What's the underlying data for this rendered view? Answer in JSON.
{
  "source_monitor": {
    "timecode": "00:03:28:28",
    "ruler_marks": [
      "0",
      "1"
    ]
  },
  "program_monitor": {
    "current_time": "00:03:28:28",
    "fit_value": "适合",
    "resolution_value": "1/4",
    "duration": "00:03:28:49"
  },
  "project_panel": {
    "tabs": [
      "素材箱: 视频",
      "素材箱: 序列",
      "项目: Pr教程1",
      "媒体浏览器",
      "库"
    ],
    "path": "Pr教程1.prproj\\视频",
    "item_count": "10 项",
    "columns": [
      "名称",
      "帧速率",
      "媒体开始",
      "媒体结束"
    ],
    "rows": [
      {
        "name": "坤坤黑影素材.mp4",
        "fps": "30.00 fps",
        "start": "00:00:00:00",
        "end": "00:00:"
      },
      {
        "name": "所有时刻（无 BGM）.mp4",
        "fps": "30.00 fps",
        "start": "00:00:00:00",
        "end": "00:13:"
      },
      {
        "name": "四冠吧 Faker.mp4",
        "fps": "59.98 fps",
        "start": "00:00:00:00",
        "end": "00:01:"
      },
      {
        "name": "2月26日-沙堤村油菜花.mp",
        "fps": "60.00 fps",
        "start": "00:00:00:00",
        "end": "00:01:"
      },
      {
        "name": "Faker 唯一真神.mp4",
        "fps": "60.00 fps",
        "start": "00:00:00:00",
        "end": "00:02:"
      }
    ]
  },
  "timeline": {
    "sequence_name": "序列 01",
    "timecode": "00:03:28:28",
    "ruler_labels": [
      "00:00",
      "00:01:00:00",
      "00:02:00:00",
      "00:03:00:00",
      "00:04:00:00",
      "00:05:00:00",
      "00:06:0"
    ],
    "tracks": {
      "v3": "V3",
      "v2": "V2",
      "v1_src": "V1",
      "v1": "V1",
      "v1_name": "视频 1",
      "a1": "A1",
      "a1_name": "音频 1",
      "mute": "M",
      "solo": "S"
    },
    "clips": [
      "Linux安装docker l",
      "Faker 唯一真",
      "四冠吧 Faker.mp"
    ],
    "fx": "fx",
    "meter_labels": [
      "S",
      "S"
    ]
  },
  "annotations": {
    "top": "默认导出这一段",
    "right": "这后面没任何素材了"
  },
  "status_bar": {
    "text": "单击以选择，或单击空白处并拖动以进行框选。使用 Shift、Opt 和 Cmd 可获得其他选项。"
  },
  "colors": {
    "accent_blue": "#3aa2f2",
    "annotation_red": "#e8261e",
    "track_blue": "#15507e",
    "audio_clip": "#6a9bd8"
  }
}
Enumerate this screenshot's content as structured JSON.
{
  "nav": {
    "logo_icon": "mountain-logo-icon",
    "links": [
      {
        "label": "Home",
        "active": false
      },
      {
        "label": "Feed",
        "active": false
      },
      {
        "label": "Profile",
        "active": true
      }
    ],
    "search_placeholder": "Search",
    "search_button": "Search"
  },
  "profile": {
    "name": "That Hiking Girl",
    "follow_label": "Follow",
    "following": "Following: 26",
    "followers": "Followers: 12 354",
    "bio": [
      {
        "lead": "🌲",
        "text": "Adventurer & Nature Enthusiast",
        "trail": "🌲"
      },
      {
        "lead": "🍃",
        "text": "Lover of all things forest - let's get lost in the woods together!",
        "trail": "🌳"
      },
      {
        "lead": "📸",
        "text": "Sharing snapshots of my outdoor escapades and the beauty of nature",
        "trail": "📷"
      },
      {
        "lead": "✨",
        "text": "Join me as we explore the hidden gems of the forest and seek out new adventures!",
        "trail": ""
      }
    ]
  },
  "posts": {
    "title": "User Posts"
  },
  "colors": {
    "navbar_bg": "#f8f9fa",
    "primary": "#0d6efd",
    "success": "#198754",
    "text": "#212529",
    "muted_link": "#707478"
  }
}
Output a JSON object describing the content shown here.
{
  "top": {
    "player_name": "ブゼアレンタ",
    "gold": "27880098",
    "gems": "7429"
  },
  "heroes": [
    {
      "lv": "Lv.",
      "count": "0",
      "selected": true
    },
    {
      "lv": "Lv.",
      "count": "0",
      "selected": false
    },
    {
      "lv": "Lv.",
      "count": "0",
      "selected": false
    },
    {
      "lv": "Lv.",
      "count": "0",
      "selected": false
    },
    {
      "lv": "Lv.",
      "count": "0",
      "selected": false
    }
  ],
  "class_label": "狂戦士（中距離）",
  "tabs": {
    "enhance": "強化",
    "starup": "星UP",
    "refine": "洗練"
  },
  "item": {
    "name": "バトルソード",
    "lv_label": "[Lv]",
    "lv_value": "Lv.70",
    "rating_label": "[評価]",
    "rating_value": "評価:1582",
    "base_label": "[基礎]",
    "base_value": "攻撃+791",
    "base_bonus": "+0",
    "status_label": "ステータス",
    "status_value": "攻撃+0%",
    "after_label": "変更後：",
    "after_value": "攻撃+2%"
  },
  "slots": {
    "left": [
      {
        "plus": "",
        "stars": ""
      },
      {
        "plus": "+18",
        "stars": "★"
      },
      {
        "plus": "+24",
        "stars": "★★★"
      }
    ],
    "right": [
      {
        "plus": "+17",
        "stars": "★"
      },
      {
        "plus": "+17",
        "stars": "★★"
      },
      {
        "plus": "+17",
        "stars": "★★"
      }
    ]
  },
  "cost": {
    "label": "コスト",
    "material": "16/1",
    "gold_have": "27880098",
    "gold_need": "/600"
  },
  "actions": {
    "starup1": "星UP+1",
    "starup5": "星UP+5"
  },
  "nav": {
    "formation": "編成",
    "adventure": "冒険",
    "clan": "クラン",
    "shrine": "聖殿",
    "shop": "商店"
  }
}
|---|
● Task goal: Exact copies of all the records are required.

● Full solution:
What's the underlying data for this rendered view? Answer in JSON.
{
  "source_monitor": {
    "timecode": "00:03:28:28",
    "ruler_marks": [
      "0",
      "1"
    ]
  },
  "program_monitor": {
    "current_time": "00:03:28:28",
    "fit_value": "适合",
    "resolution_value": "1/4",
    "duration": "00:03:28:49"
  },
  "project_panel": {
    "tabs": [
      "素材箱: 视频",
      "素材箱: 序列",
      "项目: Pr教程1",
      "媒体浏览器",
      "库"
    ],
    "path": "Pr教程1.prproj\\视频",
    "item_count": "10 项",
    "columns": [
      "名称",
      "帧速率",
      "媒体开始",
      "媒体结束"
    ],
    "rows": [
      {
        "name": "坤坤黑影素材.mp4",
        "fps": "30.00 fps",
        "start": "00:00:00:00",
        "end": "00:00:"
      },
      {
        "name": "所有时刻（无 BGM）.mp4",
        "fps": "30.00 fps",
        "start": "00:00:00:00",
        "end": "00:13:"
      },
      {
        "name": "四冠吧 Faker.mp4",
        "fps": "59.98 fps",
        "start": "00:00:00:00",
        "end": "00:01:"
      },
      {
        "name": "2月26日-沙堤村油菜花.mp",
        "fps": "60.00 fps",
        "start": "00:00:00:00",
        "end": "00:01:"
      },
      {
        "name": "Faker 唯一真神.mp4",
        "fps": "60.00 fps",
        "start": "00:00:00:00",
        "end": "00:02:"
      }
    ]
  },
  "timeline": {
    "sequence_name": "序列 01",
    "timecode": "00:03:28:28",
    "ruler_labels": [
      "00:00",
      "00:01:00:00",
      "00:02:00:00",
      "00:03:00:00",
      "00:04:00:00",
      "00:05:00:00",
      "00:06:0"
    ],
    "tracks": {
      "v3": "V3",
      "v2": "V2",
      "v1_src": "V1",
      "v1": "V1",
      "v1_name": "视频 1",
      "a1": "A1",
      "a1_name": "音频 1",
      "mute": "M",
      "solo": "S"
    },
    "clips": [
      "Linux安装docker l",
      "Faker 唯一真",
      "四冠吧 Faker.mp"
    ],
    "fx": "fx",
    "meter_labels": [
      "S",
      "S"
    ]
  },
  "annotations": {
    "top": "默认导出这一段",
    "right": "这后面没任何素材了"
  },
  "status_bar": {
    "text": "单击以选择，或单击空白处并拖动以进行框选。使用 Shift、Opt 和 Cmd 可获得其他选项。"
  },
  "colors": {
    "accent_blue": "#3aa2f2",
    "annotation_red": "#e8261e",
    "track_blue": "#15507e",
    "audio_clip": "#6a9bd8"
  }
}
Enumerate this screenshot's content as structured JSON.
{
  "nav": {
    "logo_icon": "mountain-logo-icon",
    "links": [
      {
        "label": "Home",
        "active": false
      },
      {
        "label": "Feed",
        "active": false
      },
      {
        "label": "Profile",
        "active": true
      }
    ],
    "search_placeholder": "Search",
    "search_button": "Search"
  },
  "profile": {
    "name": "That Hiking Girl",
    "follow_label": "Follow",
    "following": "Following: 26",
    "followers": "Followers: 12 354",
    "bio": [
      {
        "lead": "🌲",
        "text": "Adventurer & Nature Enthusiast",
        "trail": "🌲"
      },
      {
        "lead": "🍃",
        "text": "Lover of all things forest - let's get lost in the woods together!",
        "trail": "🌳"
      },
      {
        "lead": "📸",
        "text": "Sharing snapshots of my outdoor escapades and the beauty of nature",
        "trail": "📷"
      },
      {
        "lead": "✨",
        "text": "Join me as we explore the hidden gems of the forest and seek out new adventures!",
        "trail": ""
      }
    ]
  },
  "posts": {
    "title": "User Posts"
  },
  "colors": {
    "navbar_bg": "#f8f9fa",
    "primary": "#0d6efd",
    "success": "#198754",
    "text": "#212529",
    "muted_link": "#707478"
  }
}
Output a JSON object describing the content shown here.
{
  "top": {
    "player_name": "ブゼアレンタ",
    "gold": "27880098",
    "gems": "7429"
  },
  "heroes": [
    {
      "lv": "Lv.",
      "count": "0",
      "selected": true
    },
    {
      "lv": "Lv.",
      "count": "0",
      "selected": false
    },
    {
      "lv": "Lv.",
      "count": "0",
      "selected": false
    },
    {
      "lv": "Lv.",
      "count": "0",
      "selected": false
    },
    {
      "lv": "Lv.",
      "count": "0",
      "selected": false
    }
  ],
  "class_label": "狂戦士（中距離）",
  "tabs": {
    "enhance": "強化",
    "starup": "星UP",
    "refine": "洗練"
  },
  "item": {
    "name": "バトルソード",
    "lv_label": "[Lv]",
    "lv_value": "Lv.70",
    "rating_label": "[評価]",
    "rating_value": "評価:1582",
    "base_label": "[基礎]",
    "base_value": "攻撃+791",
    "base_bonus": "+0",
    "status_label": "ステータス",
    "status_value": "攻撃+0%",
    "after_label": "変更後：",
    "after_value": "攻撃+2%"
  },
  "slots": {
    "left": [
      {
        "plus": "",
        "stars": ""
      },
      {
        "plus": "+18",
        "stars": "★"
      },
      {
        "plus": "+24",
        "stars": "★★★"
      }
    ],
    "right": [
      {
        "plus": "+17",
        "stars": "★"
      },
      {
        "plus": "+17",
        "stars": "★★"
      },
      {
        "plus": "+17",
        "stars": "★★"
      }
    ]
  },
  "cost": {
    "label": "コスト",
    "material": "16/1",
    "gold_have": "27880098",
    "gold_need": "/600"
  },
  "actions": {
    "starup1": "星UP+1",
    "starup5": "星UP+5"
  },
  "nav": {
    "formation": "編成",
    "adventure": "冒険",
    "clan": "クラン",
    "shrine": "聖殿",
    "shop": "商店"
  }
}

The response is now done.